EXERCISE AIM: Repeat the material exactly, leaving nothing out.

________________________

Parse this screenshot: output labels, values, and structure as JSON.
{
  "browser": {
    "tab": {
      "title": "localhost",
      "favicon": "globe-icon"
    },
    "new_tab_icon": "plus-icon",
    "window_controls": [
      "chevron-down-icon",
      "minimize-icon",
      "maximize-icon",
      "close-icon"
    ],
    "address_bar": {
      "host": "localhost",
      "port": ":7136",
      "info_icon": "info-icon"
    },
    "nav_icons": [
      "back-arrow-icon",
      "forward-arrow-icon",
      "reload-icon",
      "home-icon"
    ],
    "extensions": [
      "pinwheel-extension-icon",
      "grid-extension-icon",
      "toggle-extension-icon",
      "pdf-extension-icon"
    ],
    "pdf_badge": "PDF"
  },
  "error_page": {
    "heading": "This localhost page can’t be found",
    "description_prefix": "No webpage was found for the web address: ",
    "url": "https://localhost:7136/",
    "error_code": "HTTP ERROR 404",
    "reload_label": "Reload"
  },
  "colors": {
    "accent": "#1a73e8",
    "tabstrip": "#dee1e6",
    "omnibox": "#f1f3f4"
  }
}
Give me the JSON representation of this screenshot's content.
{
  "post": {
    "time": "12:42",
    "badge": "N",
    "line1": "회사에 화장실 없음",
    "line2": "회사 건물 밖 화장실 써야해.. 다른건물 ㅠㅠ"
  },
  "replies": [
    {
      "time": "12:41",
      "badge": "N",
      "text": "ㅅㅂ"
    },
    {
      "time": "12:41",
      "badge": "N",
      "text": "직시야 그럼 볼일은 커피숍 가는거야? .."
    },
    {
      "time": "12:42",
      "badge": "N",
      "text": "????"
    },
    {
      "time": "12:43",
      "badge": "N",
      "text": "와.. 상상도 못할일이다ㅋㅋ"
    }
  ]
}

________________________

TASK OUTPUT:
Parse this screenshot: output labels, values, and structure as JSON.
{
  "browser": {
    "tab": {
      "title": "localhost",
      "favicon": "globe-icon"
    },
    "new_tab_icon": "plus-icon",
    "window_controls": [
      "chevron-down-icon",
      "minimize-icon",
      "maximize-icon",
      "close-icon"
    ],
    "address_bar": {
      "host": "localhost",
      "port": ":7136",
      "info_icon": "info-icon"
    },
    "nav_icons": [
      "back-arrow-icon",
      "forward-arrow-icon",
      "reload-icon",
      "home-icon"
    ],
    "extensions": [
      "pinwheel-extension-icon",
      "grid-extension-icon",
      "toggle-extension-icon",
      "pdf-extension-icon"
    ],
    "pdf_badge": "PDF"
  },
  "error_page": {
    "heading": "This localhost page can’t be found",
    "description_prefix": "No webpage was found for the web address: ",
    "url": "https://localhost:7136/",
    "error_code": "HTTP ERROR 404",
    "reload_label": "Reload"
  },
  "colors": {
    "accent": "#1a73e8",
    "tabstrip": "#dee1e6",
    "omnibox": "#f1f3f4"
  }
}
Give me the JSON representation of this screenshot's content.
{
  "post": {
    "time": "12:42",
    "badge": "N",
    "line1": "회사에 화장실 없음",
    "line2": "회사 건물 밖 화장실 써야해.. 다른건물 ㅠㅠ"
  },
  "replies": [
    {
      "time": "12:41",
      "badge": "N",
      "text": "ㅅㅂ"
    },
    {
      "time": "12:41",
      "badge": "N",
      "text": "직시야 그럼 볼일은 커피숍 가는거야? .."
    },
    {
      "time": "12:42",
      "badge": "N",
      "text": "????"
    },
    {
      "time": "12:43",
      "badge": "N",
      "text": "와.. 상상도 못할일이다ㅋㅋ"
    }
  ]
}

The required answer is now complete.